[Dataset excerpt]
^^^^^^^^^^^^^^^^

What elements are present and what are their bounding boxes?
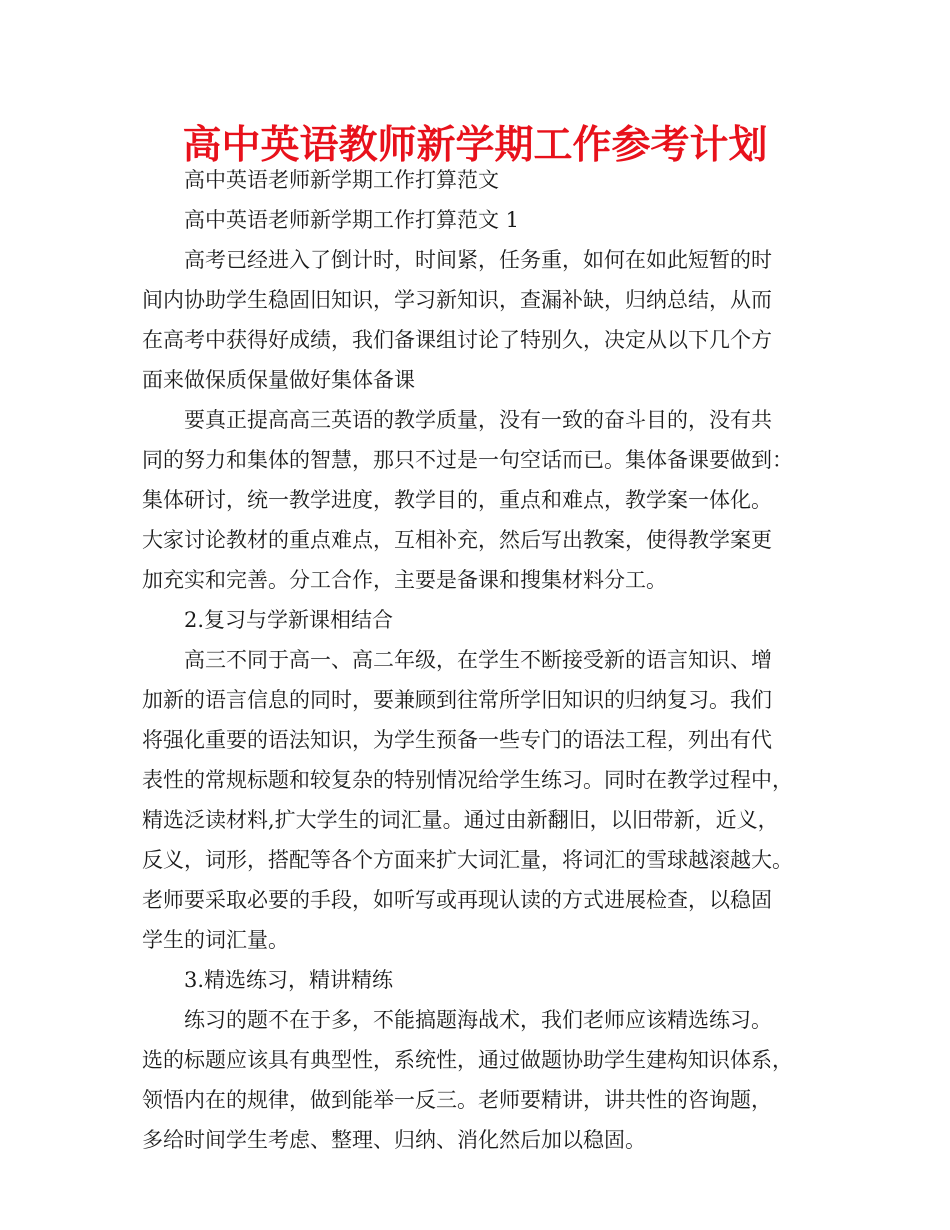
- paragraph-review: 高三不同于高一、高二年级，在学生不断接受新的语言知识、增 加新的语言信息的同时，要兼顾到往常所学旧知识的归纳复习。我们 将强化重要的语法知识，为学生预备一些专门的语法工程，列出有代 表性的常规标题和较复杂的特别情况给学生练习。同时在教学过程中， 精选泛读材料,扩大学生的词汇量。通过由新翻旧，以旧带新，近义， 反义，词形，搭配等各个方面来扩大词汇量，将词汇的雪球越滚越大。 老师要采取必要的手段，如听写或再现认读的方式进展检查，以稳固 学生的词汇量。: [142, 648, 793, 952]
- section-heading-3: 3.精选练习，精讲精练: [184, 968, 394, 992]
- subtitle-line-numbered: 高中英语老师新学期工作打算范文 1: [184, 208, 520, 232]
- section-heading-2: 2.复习与学新课相结合: [184, 608, 394, 632]
- subtitle-line: 高中英语老师新学期工作打算范文: [184, 168, 499, 192]
- paragraph-collective-prep: 要真正提高高三英语的教学质量，没有一致的奋斗目的，没有共 同的努力和集体的智慧，那只不过是一句空话而已。集体备课要做到： 集体研讨，统一教学进度，教学目的，重点和难点，教学案一体化。 大家讨论教材的重点难点，互相补充，然后写出教案，使得教学案更 加充实和完善。分工合作，主要是备课和搜集材料分工。: [142, 408, 793, 592]
- document-title: 高中英语教师新学期工作参考计划: [182, 123, 768, 168]
- document-body: [142, 160, 832, 1160]
- paragraph-intro: 高考已经进入了倒计时，时间紧，任务重，如何在如此短暂的时 间内协助学生稳固旧知识，学习新知识，查漏补缺，归纳总结，从而 在高考中获得好成绩，我们备课组讨论了特别久，决定从以下几个方 面来做保质保量做好集体备课: [142, 248, 772, 392]
- paragraph-practice: 练习的题不在于多，不能搞题海战术，我们老师应该精选练习。 选的标题应该具有典型性，系统性，通过做题协助学生建构知识体系， 领悟内在的规律，做到能举一反三。老师要精讲，讲共性的咨询题， 多给时间学生考虑、整理、归纳、消化然后加以稳固。: [142, 1008, 793, 1152]
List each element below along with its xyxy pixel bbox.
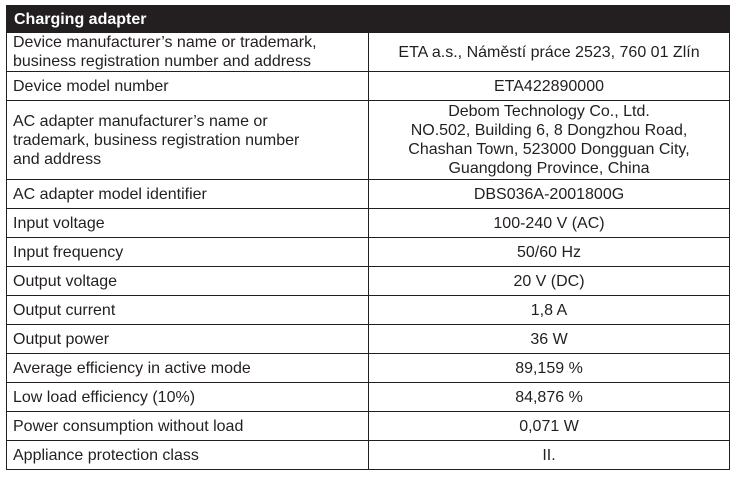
table-row — [7, 325, 730, 354]
row-value: 50/60 Hz — [369, 238, 730, 267]
table-row — [7, 267, 730, 296]
table-row — [7, 412, 730, 441]
charging-adapter-table — [6, 5, 730, 470]
table-header-row — [7, 6, 730, 33]
row-value: Debom Technology Co., Ltd. NO.502, Building 6, 8 Dongzhou Road, Chashan Town, 523000 Dongguan City, Guangdong Province, China — [369, 101, 730, 180]
row-label: Output current — [7, 296, 369, 325]
row-label: Low load efficiency (10%) — [7, 383, 369, 412]
row-value: II. — [369, 441, 730, 470]
row-value: 20 V (DC) — [369, 267, 730, 296]
row-value: DBS036A-2001800G — [369, 180, 730, 209]
row-label: AC adapter model identifier — [7, 180, 369, 209]
row-value: 84,876 % — [369, 383, 730, 412]
table-row — [7, 101, 730, 180]
table-row — [7, 33, 730, 72]
row-label: Device model number — [7, 72, 369, 101]
table-title: Charging adapter — [7, 6, 730, 33]
row-value: ETA a.s., Náměstí práce 2523, 760 01 Zlín — [369, 33, 730, 72]
spec-sheet — [6, 5, 729, 470]
row-label: AC adapter manufacturer’s name or trademark, business registration number and address — [7, 101, 369, 180]
row-label: Device manufacturer’s name or trademark, business registration number and address — [7, 33, 369, 72]
row-value: 1,8 A — [369, 296, 730, 325]
row-label: Appliance protection class — [7, 441, 369, 470]
row-value: ETA422890000 — [369, 72, 730, 101]
row-label: Output power — [7, 325, 369, 354]
table-row — [7, 296, 730, 325]
table-row — [7, 238, 730, 267]
table-row — [7, 209, 730, 238]
table-row — [7, 72, 730, 101]
row-label: Power consumption without load — [7, 412, 369, 441]
table-row — [7, 354, 730, 383]
row-value: 0,071 W — [369, 412, 730, 441]
row-label: Input frequency — [7, 238, 369, 267]
row-value: 36 W — [369, 325, 730, 354]
row-label: Output voltage — [7, 267, 369, 296]
row-value: 89,159 % — [369, 354, 730, 383]
table-row — [7, 180, 730, 209]
table-row — [7, 441, 730, 470]
row-value: 100-240 V (AC) — [369, 209, 730, 238]
row-label: Average efficiency in active mode — [7, 354, 369, 383]
row-label: Input voltage — [7, 209, 369, 238]
table-row — [7, 383, 730, 412]
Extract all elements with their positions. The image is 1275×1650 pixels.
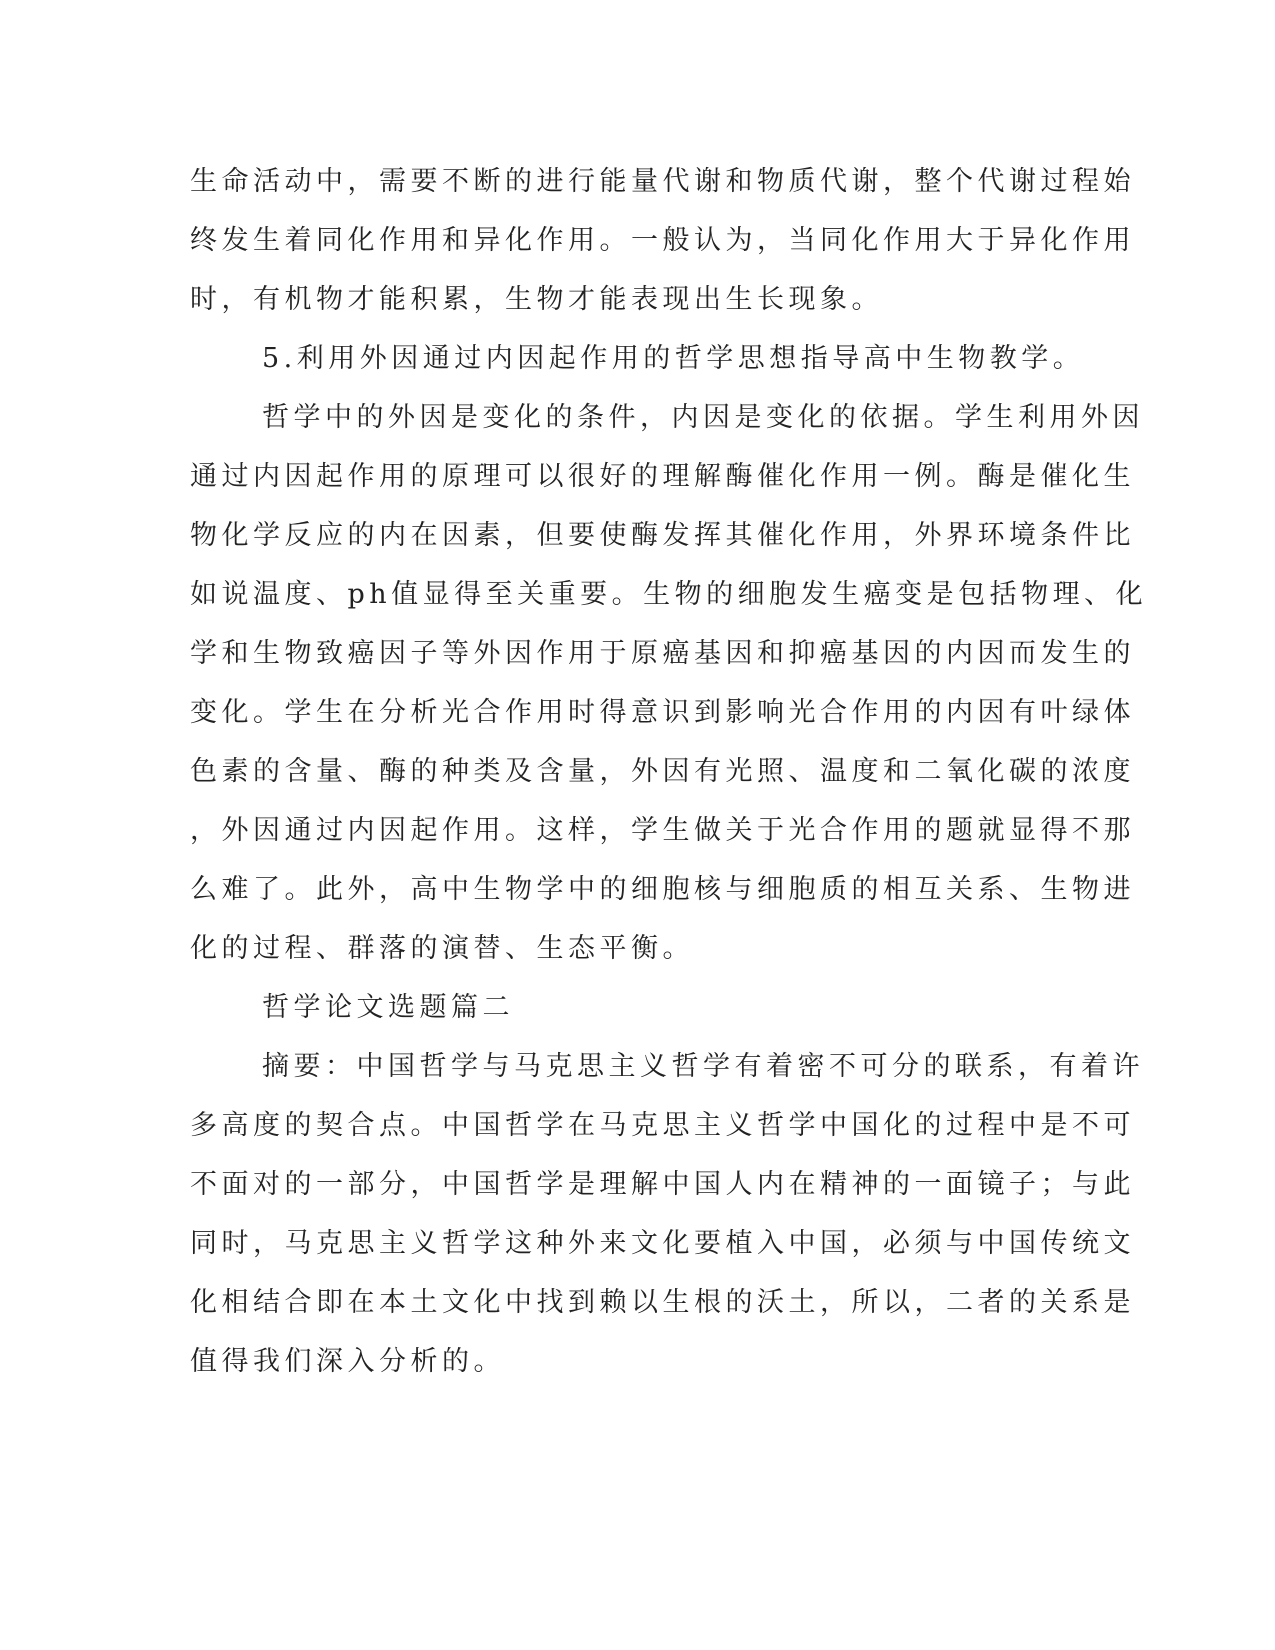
section-heading: 5.利用外因通过内因起作用的哲学思想指导高中生物教学。: [262, 343, 1085, 374]
text-line: 值得我们深入分析的。: [190, 1346, 505, 1377]
text-line: 同时，马克思主义哲学这种外来文化要植入中国，必须与中国传统文: [190, 1228, 1135, 1259]
text-line: 哲学中的外因是变化的条件，内因是变化的依据。学生利用外因: [262, 402, 1144, 433]
text-line: 学和生物致癌因子等外因作用于原癌基因和抑癌基因的内因而发生的: [190, 638, 1135, 669]
text-line: 么难了。此外，高中生物学中的细胞核与细胞质的相互关系、生物进: [190, 874, 1135, 905]
text-line: ，外因通过内因起作用。这样，学生做关于光合作用的题就显得不那: [190, 815, 1135, 846]
text-line: 通过内因起作用的原理可以很好的理解酶催化作用一例。酶是催化生: [190, 461, 1135, 492]
text-line: 终发生着同化作用和异化作用。一般认为，当同化作用大于异化作用: [190, 225, 1135, 256]
text-line: 不面对的一部分，中国哲学是理解中国人内在精神的一面镜子；与此: [190, 1169, 1135, 1200]
text-line: 化的过程、群落的演替、生态平衡。: [190, 933, 694, 964]
text-line: 物化学反应的内在因素，但要使酶发挥其催化作用，外界环境条件比: [190, 520, 1135, 551]
text-line: 变化。学生在分析光合作用时得意识到影响光合作用的内因有叶绿体: [190, 697, 1135, 728]
text-line: 摘要：中国哲学与马克思主义哲学有着密不可分的联系，有着许: [262, 1051, 1144, 1082]
text-line: 色素的含量、酶的种类及含量，外因有光照、温度和二氧化碳的浓度: [190, 756, 1135, 787]
text-line: 多高度的契合点。中国哲学在马克思主义哲学中国化的过程中是不可: [190, 1110, 1135, 1141]
text-line: 如说温度、ph值显得至关重要。生物的细胞发生癌变是包括物理、化: [190, 579, 1148, 610]
section-title: 哲学论文选题篇二: [262, 992, 514, 1023]
text-line: 化相结合即在本土文化中找到赖以生根的沃土，所以，二者的关系是: [190, 1287, 1135, 1318]
text-line: 生命活动中，需要不断的进行能量代谢和物质代谢，整个代谢过程始: [190, 166, 1135, 197]
text-line: 时，有机物才能积累，生物才能表现出生长现象。: [190, 284, 883, 315]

^^^^^^^^^^^^^^^^

DIRECTION.
Format every line of the material above as a JSON list of strings, with one string per line, no blank lines, and the pictures left out.

EXERCISE ANSWER.
[
  "What elements are present and what are their bounding boxes?",
  "- paragraph-review: 高三不同于高一、高二年级，在学生不断接受新的语言知识、增 加新的语言信息的同时，要兼顾到往常所学旧知识的归纳复习。我们 将强化重要的语法知识，为学生预备一些专门的语法工程，列出有代 表性的常规标题和较复杂的特别情况给学生练习。同时在教学过程中， 精选泛读材料,扩大学生的词汇量。通过由新翻旧，以旧带新，近义， 反义，词形，搭配等各个方面来扩大词汇量，将词汇的雪球越滚越大。 老师要采取必要的手段，如听写或再现认读的方式进展检查，以稳固 学生的词汇量。: [142, 648, 793, 952]",
  "- section-heading-3: 3.精选练习，精讲精练: [184, 968, 394, 992]",
  "- subtitle-line-numbered: 高中英语老师新学期工作打算范文 1: [184, 208, 520, 232]",
  "- section-heading-2: 2.复习与学新课相结合: [184, 608, 394, 632]",
  "- subtitle-line: 高中英语老师新学期工作打算范文: [184, 168, 499, 192]",
  "- paragraph-collective-prep: 要真正提高高三英语的教学质量，没有一致的奋斗目的，没有共 同的努力和集体的智慧，那只不过是一句空话而已。集体备课要做到： 集体研讨，统一教学进度，教学目的，重点和难点，教学案一体化。 大家讨论教材的重点难点，互相补充，然后写出教案，使得教学案更 加充实和完善。分工合作，主要是备课和搜集材料分工。: [142, 408, 793, 592]",
  "- document-title: 高中英语教师新学期工作参考计划: [182, 123, 768, 168]",
  "- document-body: [142, 160, 832, 1160]",
  "- paragraph-intro: 高考已经进入了倒计时，时间紧，任务重，如何在如此短暂的时 间内协助学生稳固旧知识，学习新知识，查漏补缺，归纳总结，从而 在高考中获得好成绩，我们备课组讨论了特别久，决定从以下几个方 面来做保质保量做好集体备课: [142, 248, 772, 392]",
  "- paragraph-practice: 练习的题不在于多，不能搞题海战术，我们老师应该精选练习。 选的标题应该具有典型性，系统性，通过做题协助学生建构知识体系， 领悟内在的规律，做到能举一反三。老师要精讲，讲共性的咨询题， 多给时间学生考虑、整理、归纳、消化然后加以稳固。: [142, 1008, 793, 1152]",
  "List each element below along with its xyxy pixel bbox.",
  "table-row — [7, 325, 730, 354]",
  "row-value: 50/60 Hz — [369, 238, 730, 267]",
  "table-row — [7, 267, 730, 296]",
  "table-row — [7, 412, 730, 441]",
  "charging-adapter-table — [6, 5, 730, 470]",
  "table-header-row — [7, 6, 730, 33]",
  "row-value: Debom Technology Co., Ltd. NO.502, Building 6, 8 Dongzhou Road, Chashan Town, 523000 Dongguan City, Guangdong Province, China — [369, 101, 730, 180]",
  "row-label: Output current — [7, 296, 369, 325]",
  "row-label: Low load efficiency (10%) — [7, 383, 369, 412]",
  "row-value: II. — [369, 441, 730, 470]",
  "row-value: 20 V (DC) — [369, 267, 730, 296]",
  "row-value: DBS036A-2001800G — [369, 180, 730, 209]",
  "row-label: AC adapter model identifier — [7, 180, 369, 209]",
  "row-value: 84,876 % — [369, 383, 730, 412]",
  "table-row — [7, 101, 730, 180]",
  "table-row — [7, 33, 730, 72]",
  "row-label: Device model number — [7, 72, 369, 101]",
  "table-title: Charging adapter — [7, 6, 730, 33]",
  "row-value: ETA a.s., Náměstí práce 2523, 760 01 Zlín — [369, 33, 730, 72]",
  "spec-sheet — [6, 5, 729, 470]",
  "row-label: AC adapter manufacturer’s name or trademark, business registration number and address — [7, 101, 369, 180]",
  "row-label: Device manufacturer’s name or trademark, business registration number and address — [7, 33, 369, 72]",
  "row-value: 1,8 A — [369, 296, 730, 325]",
  "row-label: Appliance protection class — [7, 441, 369, 470]",
  "row-value: ETA422890000 — [369, 72, 730, 101]",
  "row-label: Output power — [7, 325, 369, 354]",
  "table-row — [7, 296, 730, 325]",
  "table-row — [7, 238, 730, 267]",
  "table-row — [7, 209, 730, 238]",
  "table-row — [7, 72, 730, 101]",
  "row-label: Power consumption without load — [7, 412, 369, 441]",
  "table-row — [7, 354, 730, 383]",
  "row-value: 0,071 W — [369, 412, 730, 441]",
  "row-label: Input frequency — [7, 238, 369, 267]",
  "row-value: 36 W — [369, 325, 730, 354]",
  "row-label: Output voltage — [7, 267, 369, 296]",
  "row-value: 89,159 % — [369, 354, 730, 383]",
  "table-row — [7, 180, 730, 209]",
  "table-row — [7, 441, 730, 470]",
  "row-value: 100-240 V (AC) — [369, 209, 730, 238]",
  "row-label: Average efficiency in active mode — [7, 354, 369, 383]",
  "row-label: Input voltage — [7, 209, 369, 238]",
  "table-row — [7, 383, 730, 412]",
  "Extract all elements with their positions. The image is 1275×1650 pixels.",
  "section-heading: 5.利用外因通过内因起作用的哲学思想指导高中生物教学。: [262, 343, 1085, 374]",
  "text-line: 值得我们深入分析的。: [190, 1346, 505, 1377]",
  "text-line: 同时，马克思主义哲学这种外来文化要植入中国，必须与中国传统文: [190, 1228, 1135, 1259]",
  "text-line: 哲学中的外因是变化的条件，内因是变化的依据。学生利用外因: [262, 402, 1144, 433]",
  "text-line: 学和生物致癌因子等外因作用于原癌基因和抑癌基因的内因而发生的: [190, 638, 1135, 669]",
  "text-line: 么难了。此外，高中生物学中的细胞核与细胞质的相互关系、生物进: [190, 874, 1135, 905]",
  "text-line: ，外因通过内因起作用。这样，学生做关于光合作用的题就显得不那: [190, 815, 1135, 846]",
  "text-line: 通过内因起作用的原理可以很好的理解酶催化作用一例。酶是催化生: [190, 461, 1135, 492]",
  "text-line: 终发生着同化作用和异化作用。一般认为，当同化作用大于异化作用: [190, 225, 1135, 256]",
  "text-line: 不面对的一部分，中国哲学是理解中国人内在精神的一面镜子；与此: [190, 1169, 1135, 1200]",
  "text-line: 化的过程、群落的演替、生态平衡。: [190, 933, 694, 964]",
  "text-line: 物化学反应的内在因素，但要使酶发挥其催化作用，外界环境条件比: [190, 520, 1135, 551]",
  "text-line: 变化。学生在分析光合作用时得意识到影响光合作用的内因有叶绿体: [190, 697, 1135, 728]",
  "text-line: 摘要：中国哲学与马克思主义哲学有着密不可分的联系，有着许: [262, 1051, 1144, 1082]",
  "text-line: 色素的含量、酶的种类及含量，外因有光照、温度和二氧化碳的浓度: [190, 756, 1135, 787]",
  "text-line: 多高度的契合点。中国哲学在马克思主义哲学中国化的过程中是不可: [190, 1110, 1135, 1141]",
  "text-line: 如说温度、ph值显得至关重要。生物的细胞发生癌变是包括物理、化: [190, 579, 1148, 610]",
  "section-title: 哲学论文选题篇二: [262, 992, 514, 1023]",
  "text-line: 化相结合即在本土文化中找到赖以生根的沃土，所以，二者的关系是: [190, 1287, 1135, 1318]",
  "text-line: 生命活动中，需要不断的进行能量代谢和物质代谢，整个代谢过程始: [190, 166, 1135, 197]",
  "text-line: 时，有机物才能积累，生物才能表现出生长现象。: [190, 284, 883, 315]"
]